[What to work on]
Extract all data as written.

[Dataset excerpts]

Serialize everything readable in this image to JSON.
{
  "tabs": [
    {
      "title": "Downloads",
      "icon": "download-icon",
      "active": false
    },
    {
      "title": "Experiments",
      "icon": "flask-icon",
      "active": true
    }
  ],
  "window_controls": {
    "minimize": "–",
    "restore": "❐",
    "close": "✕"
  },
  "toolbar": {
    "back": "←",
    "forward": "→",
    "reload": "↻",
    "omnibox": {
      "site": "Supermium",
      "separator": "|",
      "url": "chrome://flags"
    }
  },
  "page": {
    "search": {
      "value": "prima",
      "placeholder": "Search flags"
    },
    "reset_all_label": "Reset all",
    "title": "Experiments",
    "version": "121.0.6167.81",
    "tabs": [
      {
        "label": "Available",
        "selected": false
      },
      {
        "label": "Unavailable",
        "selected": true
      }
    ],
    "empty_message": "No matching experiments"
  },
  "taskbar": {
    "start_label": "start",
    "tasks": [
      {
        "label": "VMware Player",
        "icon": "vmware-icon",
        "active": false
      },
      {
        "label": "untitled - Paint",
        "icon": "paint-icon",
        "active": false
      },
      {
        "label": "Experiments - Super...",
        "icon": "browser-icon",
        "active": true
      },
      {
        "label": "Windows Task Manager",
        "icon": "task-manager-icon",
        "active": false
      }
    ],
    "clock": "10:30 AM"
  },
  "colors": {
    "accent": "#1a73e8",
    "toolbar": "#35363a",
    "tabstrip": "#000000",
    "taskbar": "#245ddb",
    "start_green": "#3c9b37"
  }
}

[Answer to this exercise]
Serialize everything readable in this image to JSON.
{
  "tabs": [
    {
      "title": "Downloads",
      "icon": "download-icon",
      "active": false
    },
    {
      "title": "Experiments",
      "icon": "flask-icon",
      "active": true
    }
  ],
  "window_controls": {
    "minimize": "–",
    "restore": "❐",
    "close": "✕"
  },
  "toolbar": {
    "back": "←",
    "forward": "→",
    "reload": "↻",
    "omnibox": {
      "site": "Supermium",
      "separator": "|",
      "url": "chrome://flags"
    }
  },
  "page": {
    "search": {
      "value": "prima",
      "placeholder": "Search flags"
    },
    "reset_all_label": "Reset all",
    "title": "Experiments",
    "version": "121.0.6167.81",
    "tabs": [
      {
        "label": "Available",
        "selected": false
      },
      {
        "label": "Unavailable",
        "selected": true
      }
    ],
    "empty_message": "No matching experiments"
  },
  "taskbar": {
    "start_label": "start",
    "tasks": [
      {
        "label": "VMware Player",
        "icon": "vmware-icon",
        "active": false
      },
      {
        "label": "untitled - Paint",
        "icon": "paint-icon",
        "active": false
      },
      {
        "label": "Experiments - Super...",
        "icon": "browser-icon",
        "active": true
      },
      {
        "label": "Windows Task Manager",
        "icon": "task-manager-icon",
        "active": false
      }
    ],
    "clock": "10:30 AM"
  },
  "colors": {
    "accent": "#1a73e8",
    "toolbar": "#35363a",
    "tabstrip": "#000000",
    "taskbar": "#245ddb",
    "start_green": "#3c9b37"
  }
}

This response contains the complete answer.